**Source material:**
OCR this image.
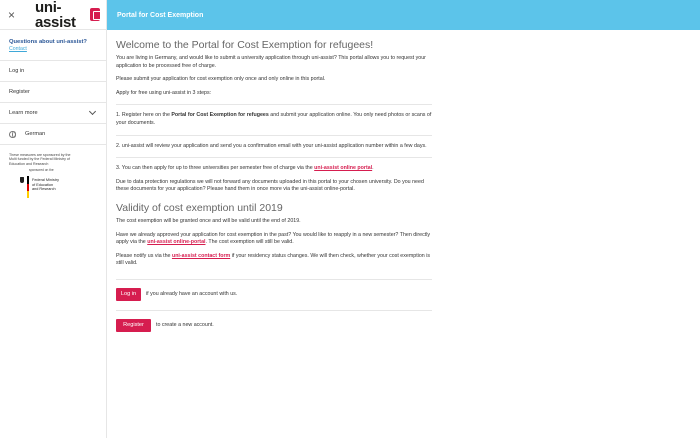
× uni-assist
Questions about uni-assist?
Contact
Log in
Register
Learn more
German
These measures are sponsored by the Multi funded by the Federal Ministry of Education and Research
sponsored on the
Federal Ministry
of Education
and Research
Portal for Cost Exemption
Welcome to the Portal for Cost Exemption for refugees!

You are living in Germany, and would like to submit a university application through uni-assist? This portal allows you to request your application to be processed free of charge.

Please submit your application for cost exemption only once and only online in this portal.

Apply for free using uni-assist in 3 steps:

1. Register here on the Portal for Cost Exemption for refugees and submit your application online. You only need photos or scans of your documents.

2. uni-assist will review your application and send you a confirmation email with your uni-assist application number within a few days.

3. You can then apply for up to three universities per semester free of charge via the uni-assist online portal.

Due to data protection regulations we will not forward any documents uploaded in this portal to your chosen university. Do you need these documents for your application? Please hand them in once more via the uni-assist online-portal.

Validity of cost exemption until 2019

The cost exemption will be granted once and will be valid until the end of 2019.

Have we already approved your application for cost exemption in the past? You would like to reapply in a new semester? Then directly apply via the uni-assist online-portal. The cost exemption will still be valid.

Please notify us via the uni-assist contact form if your residency status changes. We will then check, whether your cost exemption is still valid.

Log in	if you already have an account with us.
Register	to create a new account.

**Task goal:**
Retype the whole listing exactly and leave the pictures out.

**Exercise response:**
OCR this image.
× uni-assist
Questions about uni-assist?
Contact
Log in
Register
Learn more
German
These measures are sponsored by the Multi funded by the Federal Ministry of Education and Research
sponsored on the
Federal Ministry
of Education
and Research
Portal for Cost Exemption
Welcome to the Portal for Cost Exemption for refugees!

You are living in Germany, and would like to submit a university application through uni-assist? This portal allows you to request your application to be processed free of charge.

Please submit your application for cost exemption only once and only online in this portal.

Apply for free using uni-assist in 3 steps:

1. Register here on the Portal for Cost Exemption for refugees and submit your application online. You only need photos or scans of your documents.

2. uni-assist will review your application and send you a confirmation email with your uni-assist application number within a few days.

3. You can then apply for up to three universities per semester free of charge via the uni-assist online portal.

Due to data protection regulations we will not forward any documents uploaded in this portal to your chosen university. Do you need these documents for your application? Please hand them in once more via the uni-assist online-portal.

Validity of cost exemption until 2019

The cost exemption will be granted once and will be valid until the end of 2019.

Have we already approved your application for cost exemption in the past? You would like to reapply in a new semester? Then directly apply via the uni-assist online-portal. The cost exemption will still be valid.

Please notify us via the uni-assist contact form if your residency status changes. We will then check, whether your cost exemption is still valid.

Log in	if you already have an account with us.
Register	to create a new account.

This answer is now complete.